DATASET RECORDS:
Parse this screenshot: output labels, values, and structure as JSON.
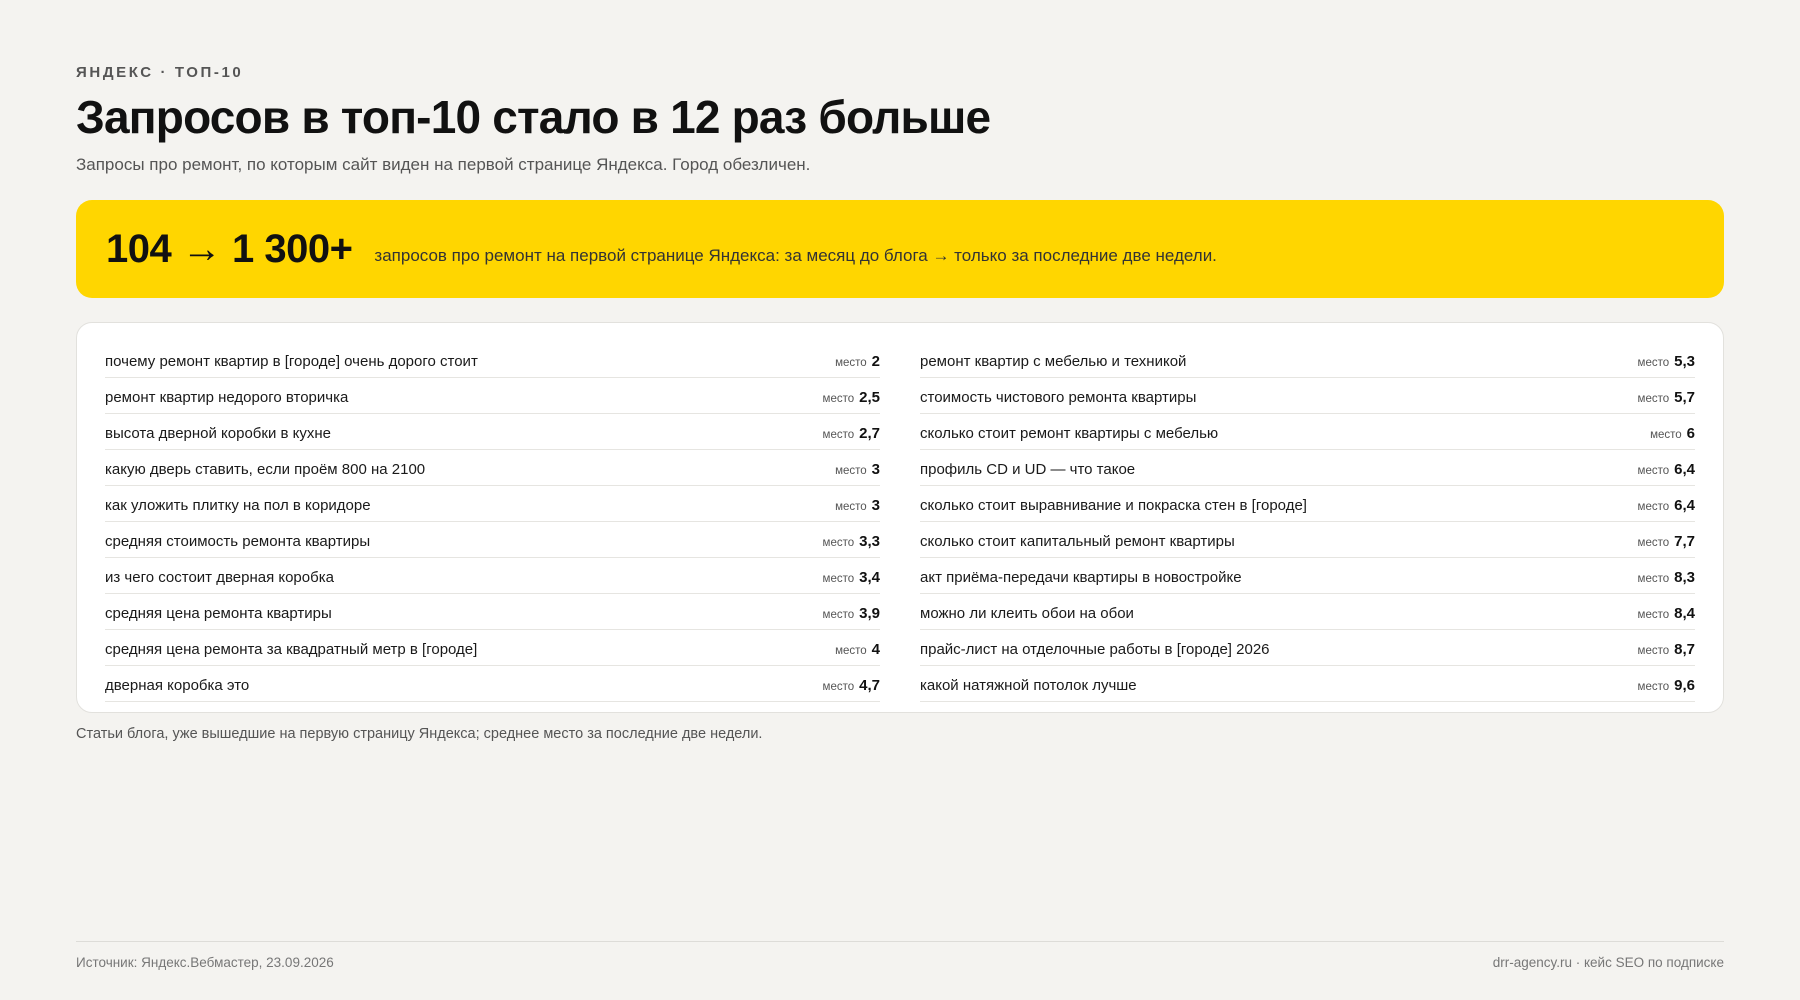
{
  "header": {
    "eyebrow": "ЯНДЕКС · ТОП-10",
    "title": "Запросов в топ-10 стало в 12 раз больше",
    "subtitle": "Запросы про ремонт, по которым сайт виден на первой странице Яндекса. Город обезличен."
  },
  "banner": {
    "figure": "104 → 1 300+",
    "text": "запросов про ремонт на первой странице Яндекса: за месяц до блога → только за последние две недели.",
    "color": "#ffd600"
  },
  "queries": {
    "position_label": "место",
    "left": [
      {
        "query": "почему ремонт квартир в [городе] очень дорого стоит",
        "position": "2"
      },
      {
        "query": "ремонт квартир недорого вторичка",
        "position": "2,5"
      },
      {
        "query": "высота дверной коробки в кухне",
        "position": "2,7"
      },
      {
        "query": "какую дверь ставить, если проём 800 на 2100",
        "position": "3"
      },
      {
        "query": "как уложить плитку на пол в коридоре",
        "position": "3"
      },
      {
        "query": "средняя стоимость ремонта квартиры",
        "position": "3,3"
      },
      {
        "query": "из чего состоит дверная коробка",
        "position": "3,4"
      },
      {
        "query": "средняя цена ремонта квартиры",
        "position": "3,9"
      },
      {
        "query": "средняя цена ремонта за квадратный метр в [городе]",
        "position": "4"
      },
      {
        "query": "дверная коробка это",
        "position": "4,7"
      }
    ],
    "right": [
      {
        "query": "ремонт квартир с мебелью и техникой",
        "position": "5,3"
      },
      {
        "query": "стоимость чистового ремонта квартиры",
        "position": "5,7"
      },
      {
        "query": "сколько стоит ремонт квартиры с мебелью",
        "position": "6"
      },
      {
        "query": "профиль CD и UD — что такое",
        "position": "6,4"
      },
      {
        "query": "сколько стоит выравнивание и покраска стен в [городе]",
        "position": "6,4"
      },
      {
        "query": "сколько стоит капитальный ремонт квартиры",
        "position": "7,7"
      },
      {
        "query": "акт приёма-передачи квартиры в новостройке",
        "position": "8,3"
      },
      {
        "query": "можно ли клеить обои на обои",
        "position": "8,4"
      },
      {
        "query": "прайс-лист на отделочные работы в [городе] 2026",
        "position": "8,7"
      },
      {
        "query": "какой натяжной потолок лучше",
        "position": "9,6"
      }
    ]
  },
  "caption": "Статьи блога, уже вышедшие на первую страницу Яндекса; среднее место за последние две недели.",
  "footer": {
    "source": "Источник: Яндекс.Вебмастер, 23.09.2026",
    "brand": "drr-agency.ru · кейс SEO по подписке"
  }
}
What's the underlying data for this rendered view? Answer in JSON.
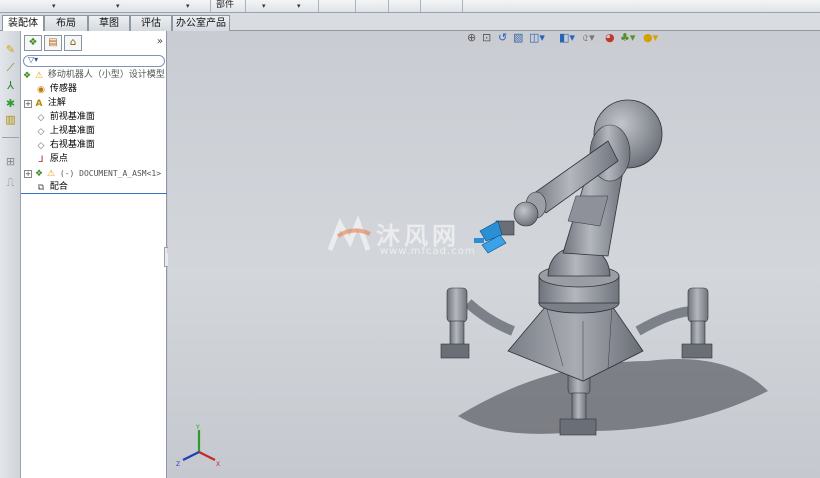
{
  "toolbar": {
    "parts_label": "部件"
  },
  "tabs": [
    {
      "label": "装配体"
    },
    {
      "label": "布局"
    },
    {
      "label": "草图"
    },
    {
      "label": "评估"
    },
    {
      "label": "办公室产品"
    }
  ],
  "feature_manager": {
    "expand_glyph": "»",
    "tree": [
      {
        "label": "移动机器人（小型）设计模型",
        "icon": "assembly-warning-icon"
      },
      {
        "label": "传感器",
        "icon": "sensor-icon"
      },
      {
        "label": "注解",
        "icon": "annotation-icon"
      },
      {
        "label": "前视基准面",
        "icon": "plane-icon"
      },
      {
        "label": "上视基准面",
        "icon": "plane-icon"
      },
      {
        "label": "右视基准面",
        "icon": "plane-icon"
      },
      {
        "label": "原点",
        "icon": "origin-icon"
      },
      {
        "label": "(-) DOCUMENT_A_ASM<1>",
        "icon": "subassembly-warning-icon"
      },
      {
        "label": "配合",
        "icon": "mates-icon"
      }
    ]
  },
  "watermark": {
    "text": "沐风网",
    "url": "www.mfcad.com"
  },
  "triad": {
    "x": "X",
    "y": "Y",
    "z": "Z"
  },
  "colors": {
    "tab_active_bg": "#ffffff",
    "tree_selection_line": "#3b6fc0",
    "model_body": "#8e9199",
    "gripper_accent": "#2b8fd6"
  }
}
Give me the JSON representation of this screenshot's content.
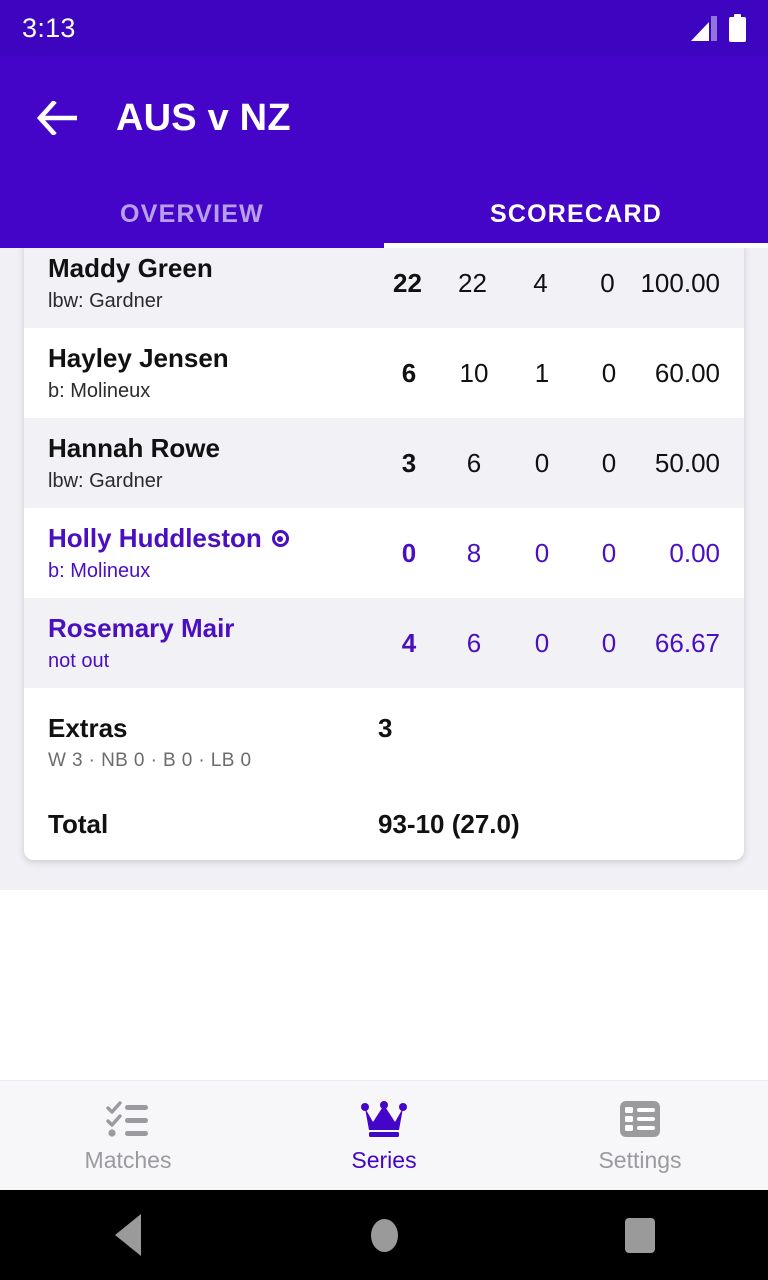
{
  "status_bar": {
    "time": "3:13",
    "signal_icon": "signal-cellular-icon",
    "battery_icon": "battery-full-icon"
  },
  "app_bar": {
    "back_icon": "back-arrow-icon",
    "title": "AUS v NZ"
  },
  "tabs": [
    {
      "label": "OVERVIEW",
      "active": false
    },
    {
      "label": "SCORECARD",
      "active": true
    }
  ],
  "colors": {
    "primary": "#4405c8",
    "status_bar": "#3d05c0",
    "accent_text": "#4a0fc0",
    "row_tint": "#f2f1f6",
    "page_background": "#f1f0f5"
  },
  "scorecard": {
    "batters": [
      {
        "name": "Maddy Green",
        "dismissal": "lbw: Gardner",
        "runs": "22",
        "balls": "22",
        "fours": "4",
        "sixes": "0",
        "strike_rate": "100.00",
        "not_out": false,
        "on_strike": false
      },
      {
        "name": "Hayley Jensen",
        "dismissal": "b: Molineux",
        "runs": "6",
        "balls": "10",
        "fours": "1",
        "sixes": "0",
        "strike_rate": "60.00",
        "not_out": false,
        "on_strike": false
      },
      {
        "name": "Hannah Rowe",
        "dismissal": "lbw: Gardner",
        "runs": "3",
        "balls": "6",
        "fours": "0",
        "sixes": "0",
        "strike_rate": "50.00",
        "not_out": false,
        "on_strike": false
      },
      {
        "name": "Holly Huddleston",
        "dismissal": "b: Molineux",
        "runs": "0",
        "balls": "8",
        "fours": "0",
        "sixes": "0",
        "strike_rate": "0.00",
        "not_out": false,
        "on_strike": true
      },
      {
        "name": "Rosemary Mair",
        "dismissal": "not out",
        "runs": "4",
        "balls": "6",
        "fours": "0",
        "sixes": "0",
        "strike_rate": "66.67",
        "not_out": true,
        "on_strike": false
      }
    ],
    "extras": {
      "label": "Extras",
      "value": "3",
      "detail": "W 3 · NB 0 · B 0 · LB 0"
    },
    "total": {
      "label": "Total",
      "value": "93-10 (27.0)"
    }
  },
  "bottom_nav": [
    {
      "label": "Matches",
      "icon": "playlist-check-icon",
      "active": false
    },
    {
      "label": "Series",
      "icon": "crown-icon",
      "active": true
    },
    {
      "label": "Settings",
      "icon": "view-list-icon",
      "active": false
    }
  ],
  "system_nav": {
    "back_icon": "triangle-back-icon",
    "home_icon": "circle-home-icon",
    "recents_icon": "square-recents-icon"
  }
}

SET TASK: Reproduce the material in its entirety and word for word, without the pictures.

REPLY TO THE EXERCISE:
Parse this screenshot: output labels, values, and structure as JSON.
{
  "header": {
    "eyebrow": "ЯНДЕКС · ТОП-10",
    "title": "Запросов в топ-10 стало в 12 раз больше",
    "subtitle": "Запросы про ремонт, по которым сайт виден на первой странице Яндекса. Город обезличен."
  },
  "banner": {
    "figure": "104 → 1 300+",
    "text": "запросов про ремонт на первой странице Яндекса: за месяц до блога → только за последние две недели.",
    "color": "#ffd600"
  },
  "queries": {
    "position_label": "место",
    "left": [
      {
        "query": "почему ремонт квартир в [городе] очень дорого стоит",
        "position": "2"
      },
      {
        "query": "ремонт квартир недорого вторичка",
        "position": "2,5"
      },
      {
        "query": "высота дверной коробки в кухне",
        "position": "2,7"
      },
      {
        "query": "какую дверь ставить, если проём 800 на 2100",
        "position": "3"
      },
      {
        "query": "как уложить плитку на пол в коридоре",
        "position": "3"
      },
      {
        "query": "средняя стоимость ремонта квартиры",
        "position": "3,3"
      },
      {
        "query": "из чего состоит дверная коробка",
        "position": "3,4"
      },
      {
        "query": "средняя цена ремонта квартиры",
        "position": "3,9"
      },
      {
        "query": "средняя цена ремонта за квадратный метр в [городе]",
        "position": "4"
      },
      {
        "query": "дверная коробка это",
        "position": "4,7"
      }
    ],
    "right": [
      {
        "query": "ремонт квартир с мебелью и техникой",
        "position": "5,3"
      },
      {
        "query": "стоимость чистового ремонта квартиры",
        "position": "5,7"
      },
      {
        "query": "сколько стоит ремонт квартиры с мебелью",
        "position": "6"
      },
      {
        "query": "профиль CD и UD — что такое",
        "position": "6,4"
      },
      {
        "query": "сколько стоит выравнивание и покраска стен в [городе]",
        "position": "6,4"
      },
      {
        "query": "сколько стоит капитальный ремонт квартиры",
        "position": "7,7"
      },
      {
        "query": "акт приёма-передачи квартиры в новостройке",
        "position": "8,3"
      },
      {
        "query": "можно ли клеить обои на обои",
        "position": "8,4"
      },
      {
        "query": "прайс-лист на отделочные работы в [городе] 2026",
        "position": "8,7"
      },
      {
        "query": "какой натяжной потолок лучше",
        "position": "9,6"
      }
    ]
  },
  "caption": "Статьи блога, уже вышедшие на первую страницу Яндекса; среднее место за последние две недели.",
  "footer": {
    "source": "Источник: Яндекс.Вебмастер, 23.09.2026",
    "brand": "drr-agency.ru · кейс SEO по подписке"
  }
}
What's the underlying data for this rendered view? Answer in JSON.
{
  "toolbar": {
    "parts_label": "部件"
  },
  "tabs": [
    {
      "label": "装配体"
    },
    {
      "label": "布局"
    },
    {
      "label": "草图"
    },
    {
      "label": "评估"
    },
    {
      "label": "办公室产品"
    }
  ],
  "feature_manager": {
    "expand_glyph": "»",
    "tree": [
      {
        "label": "移动机器人（小型）设计模型",
        "icon": "assembly-warning-icon"
      },
      {
        "label": "传感器",
        "icon": "sensor-icon"
      },
      {
        "label": "注解",
        "icon": "annotation-icon"
      },
      {
        "label": "前视基准面",
        "icon": "plane-icon"
      },
      {
        "label": "上视基准面",
        "icon": "plane-icon"
      },
      {
        "label": "右视基准面",
        "icon": "plane-icon"
      },
      {
        "label": "原点",
        "icon": "origin-icon"
      },
      {
        "label": "(-) DOCUMENT_A_ASM<1>",
        "icon": "subassembly-warning-icon"
      },
      {
        "label": "配合",
        "icon": "mates-icon"
      }
    ]
  },
  "watermark": {
    "text": "沐风网",
    "url": "www.mfcad.com"
  },
  "triad": {
    "x": "X",
    "y": "Y",
    "z": "Z"
  },
  "colors": {
    "tab_active_bg": "#ffffff",
    "tree_selection_line": "#3b6fc0",
    "model_body": "#8e9199",
    "gripper_accent": "#2b8fd6"
  }
}
Give me the JSON representation of this screenshot's content.
{
  "status_bar": {
    "time": "3:13",
    "signal_icon": "signal-cellular-icon",
    "battery_icon": "battery-full-icon"
  },
  "app_bar": {
    "back_icon": "back-arrow-icon",
    "title": "AUS v NZ"
  },
  "tabs": [
    {
      "label": "OVERVIEW",
      "active": false
    },
    {
      "label": "SCORECARD",
      "active": true
    }
  ],
  "colors": {
    "primary": "#4405c8",
    "status_bar": "#3d05c0",
    "accent_text": "#4a0fc0",
    "row_tint": "#f2f1f6",
    "page_background": "#f1f0f5"
  },
  "scorecard": {
    "batters": [
      {
        "name": "Maddy Green",
        "dismissal": "lbw: Gardner",
        "runs": "22",
        "balls": "22",
        "fours": "4",
        "sixes": "0",
        "strike_rate": "100.00",
        "not_out": false,
        "on_strike": false
      },
      {
        "name": "Hayley Jensen",
        "dismissal": "b: Molineux",
        "runs": "6",
        "balls": "10",
        "fours": "1",
        "sixes": "0",
        "strike_rate": "60.00",
        "not_out": false,
        "on_strike": false
      },
      {
        "name": "Hannah Rowe",
        "dismissal": "lbw: Gardner",
        "runs": "3",
        "balls": "6",
        "fours": "0",
        "sixes": "0",
        "strike_rate": "50.00",
        "not_out": false,
        "on_strike": false
      },
      {
        "name": "Holly Huddleston",
        "dismissal": "b: Molineux",
        "runs": "0",
        "balls": "8",
        "fours": "0",
        "sixes": "0",
        "strike_rate": "0.00",
        "not_out": false,
        "on_strike": true
      },
      {
        "name": "Rosemary Mair",
        "dismissal": "not out",
        "runs": "4",
        "balls": "6",
        "fours": "0",
        "sixes": "0",
        "strike_rate": "66.67",
        "not_out": true,
        "on_strike": false
      }
    ],
    "extras": {
      "label": "Extras",
      "value": "3",
      "detail": "W 3 · NB 0 · B 0 · LB 0"
    },
    "total": {
      "label": "Total",
      "value": "93-10 (27.0)"
    }
  },
  "bottom_nav": [
    {
      "label": "Matches",
      "icon": "playlist-check-icon",
      "active": false
    },
    {
      "label": "Series",
      "icon": "crown-icon",
      "active": true
    },
    {
      "label": "Settings",
      "icon": "view-list-icon",
      "active": false
    }
  ],
  "system_nav": {
    "back_icon": "triangle-back-icon",
    "home_icon": "circle-home-icon",
    "recents_icon": "square-recents-icon"
  }
}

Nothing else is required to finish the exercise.